§ Task directions:
Exclude the pictures, then copy all remaining records exactly.

§ Supplied records:
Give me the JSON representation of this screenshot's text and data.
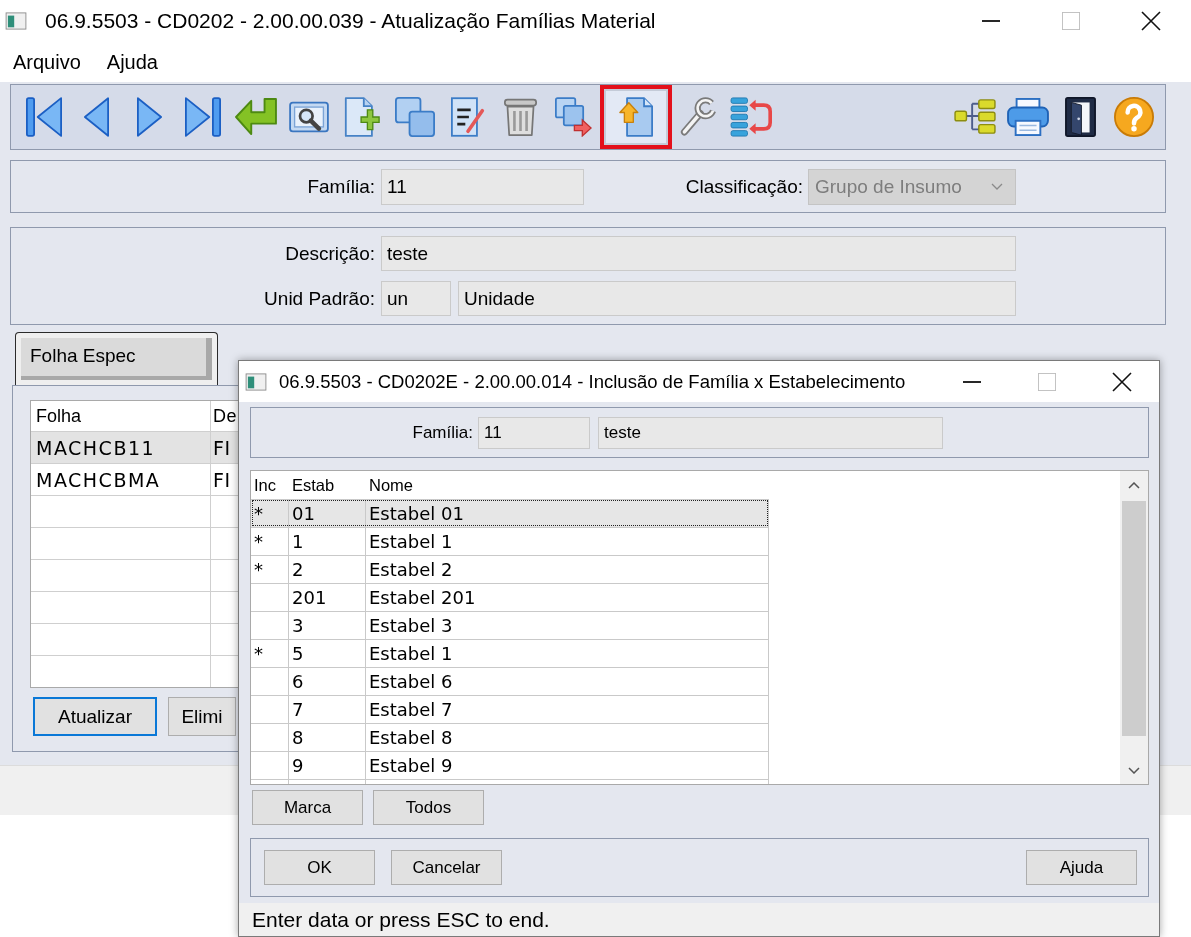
{
  "window": {
    "title": "06.9.5503 - CD0202 - 2.00.00.039 - Atualização Famílias Material"
  },
  "menu": [
    {
      "label": "Arquivo"
    },
    {
      "label": "Ajuda"
    }
  ],
  "toolbar": {
    "left_buttons": [
      {
        "highlighted": false
      },
      {
        "highlighted": false
      },
      {
        "highlighted": false
      },
      {
        "highlighted": false
      },
      {
        "highlighted": false
      },
      {
        "highlighted": false
      },
      {
        "highlighted": false
      },
      {
        "highlighted": false
      },
      {
        "highlighted": false
      },
      {
        "highlighted": false
      },
      {
        "highlighted": false
      },
      {
        "highlighted": true
      },
      {
        "highlighted": false
      },
      {
        "highlighted": false
      }
    ],
    "right_buttons": [
      {
        "highlighted": false
      },
      {
        "highlighted": false
      },
      {
        "highlighted": false
      },
      {
        "highlighted": false
      }
    ]
  },
  "header_panel": {
    "familia": {
      "label": "Família:",
      "value": "11"
    },
    "classificacao": {
      "label": "Classificação:",
      "value": "Grupo de Insumo",
      "disabled": true
    }
  },
  "detail_panel": {
    "descricao": {
      "label": "Descrição:",
      "value": "teste"
    },
    "unid_padrao": {
      "label": "Unid Padrão:",
      "code": "un",
      "name": "Unidade"
    }
  },
  "tabs": [
    {
      "label": "Folha Espec",
      "selected": true
    }
  ],
  "sheet_table": {
    "columns": [
      "Folha",
      "De"
    ],
    "rows": [
      {
        "cells": [
          "MACHCB11",
          "FI"
        ],
        "selected": true
      },
      {
        "cells": [
          "MACHCBMA",
          "FI"
        ],
        "selected": false
      }
    ]
  },
  "tab_buttons": [
    {
      "label": "Atualizar",
      "focused": true
    },
    {
      "label": "Elimi",
      "focused": false
    }
  ],
  "dialog": {
    "title": "06.9.5503 - CD0202E - 2.00.00.014 - Inclusão de Família x Estabelecimento",
    "familia": {
      "label": "Família:",
      "code": "11",
      "description": "teste"
    },
    "table": {
      "columns": [
        "Inc",
        "Estab",
        "Nome"
      ],
      "rows": [
        {
          "inc": "*",
          "estab": "01",
          "nome": "Estabel 01",
          "selected": true
        },
        {
          "inc": "*",
          "estab": "1",
          "nome": "Estabel 1",
          "selected": false
        },
        {
          "inc": "*",
          "estab": "2",
          "nome": "Estabel 2",
          "selected": false
        },
        {
          "estab": "201",
          "nome": "Estabel 201",
          "selected": false
        },
        {
          "estab": "3",
          "nome": "Estabel 3",
          "selected": false
        },
        {
          "inc": "*",
          "estab": "5",
          "nome": "Estabel 1",
          "selected": false
        },
        {
          "estab": "6",
          "nome": "Estabel 6",
          "selected": false
        },
        {
          "estab": "7",
          "nome": "Estabel 7",
          "selected": false
        },
        {
          "estab": "8",
          "nome": "Estabel 8",
          "selected": false
        },
        {
          "estab": "9",
          "nome": "Estabel 9",
          "selected": false
        }
      ]
    },
    "list_buttons": [
      {
        "label": "Marca"
      },
      {
        "label": "Todos"
      }
    ],
    "footer_left_buttons": [
      {
        "label": "OK"
      },
      {
        "label": "Cancelar"
      }
    ],
    "footer_right_buttons": [
      {
        "label": "Ajuda"
      }
    ],
    "status_bar": {
      "text": "Enter data or press ESC to end."
    }
  }
}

§ In response:
Give me the JSON representation of this screenshot's text and data.
{
  "window": {
    "title": "06.9.5503 - CD0202 - 2.00.00.039 - Atualização Famílias Material"
  },
  "menu": [
    {
      "label": "Arquivo"
    },
    {
      "label": "Ajuda"
    }
  ],
  "toolbar": {
    "left_buttons": [
      {
        "highlighted": false
      },
      {
        "highlighted": false
      },
      {
        "highlighted": false
      },
      {
        "highlighted": false
      },
      {
        "highlighted": false
      },
      {
        "highlighted": false
      },
      {
        "highlighted": false
      },
      {
        "highlighted": false
      },
      {
        "highlighted": false
      },
      {
        "highlighted": false
      },
      {
        "highlighted": false
      },
      {
        "highlighted": true
      },
      {
        "highlighted": false
      },
      {
        "highlighted": false
      }
    ],
    "right_buttons": [
      {
        "highlighted": false
      },
      {
        "highlighted": false
      },
      {
        "highlighted": false
      },
      {
        "highlighted": false
      }
    ]
  },
  "header_panel": {
    "familia": {
      "label": "Família:",
      "value": "11"
    },
    "classificacao": {
      "label": "Classificação:",
      "value": "Grupo de Insumo",
      "disabled": true
    }
  },
  "detail_panel": {
    "descricao": {
      "label": "Descrição:",
      "value": "teste"
    },
    "unid_padrao": {
      "label": "Unid Padrão:",
      "code": "un",
      "name": "Unidade"
    }
  },
  "tabs": [
    {
      "label": "Folha Espec",
      "selected": true
    }
  ],
  "sheet_table": {
    "columns": [
      "Folha",
      "De"
    ],
    "rows": [
      {
        "cells": [
          "MACHCB11",
          "FI"
        ],
        "selected": true
      },
      {
        "cells": [
          "MACHCBMA",
          "FI"
        ],
        "selected": false
      }
    ]
  },
  "tab_buttons": [
    {
      "label": "Atualizar",
      "focused": true
    },
    {
      "label": "Elimi",
      "focused": false
    }
  ],
  "dialog": {
    "title": "06.9.5503 - CD0202E - 2.00.00.014 - Inclusão de Família x Estabelecimento",
    "familia": {
      "label": "Família:",
      "code": "11",
      "description": "teste"
    },
    "table": {
      "columns": [
        "Inc",
        "Estab",
        "Nome"
      ],
      "rows": [
        {
          "inc": "*",
          "estab": "01",
          "nome": "Estabel 01",
          "selected": true
        },
        {
          "inc": "*",
          "estab": "1",
          "nome": "Estabel 1",
          "selected": false
        },
        {
          "inc": "*",
          "estab": "2",
          "nome": "Estabel 2",
          "selected": false
        },
        {
          "estab": "201",
          "nome": "Estabel 201",
          "selected": false
        },
        {
          "estab": "3",
          "nome": "Estabel 3",
          "selected": false
        },
        {
          "inc": "*",
          "estab": "5",
          "nome": "Estabel 1",
          "selected": false
        },
        {
          "estab": "6",
          "nome": "Estabel 6",
          "selected": false
        },
        {
          "estab": "7",
          "nome": "Estabel 7",
          "selected": false
        },
        {
          "estab": "8",
          "nome": "Estabel 8",
          "selected": false
        },
        {
          "estab": "9",
          "nome": "Estabel 9",
          "selected": false
        }
      ]
    },
    "list_buttons": [
      {
        "label": "Marca"
      },
      {
        "label": "Todos"
      }
    ],
    "footer_left_buttons": [
      {
        "label": "OK"
      },
      {
        "label": "Cancelar"
      }
    ],
    "footer_right_buttons": [
      {
        "label": "Ajuda"
      }
    ],
    "status_bar": {
      "text": "Enter data or press ESC to end."
    }
  }
}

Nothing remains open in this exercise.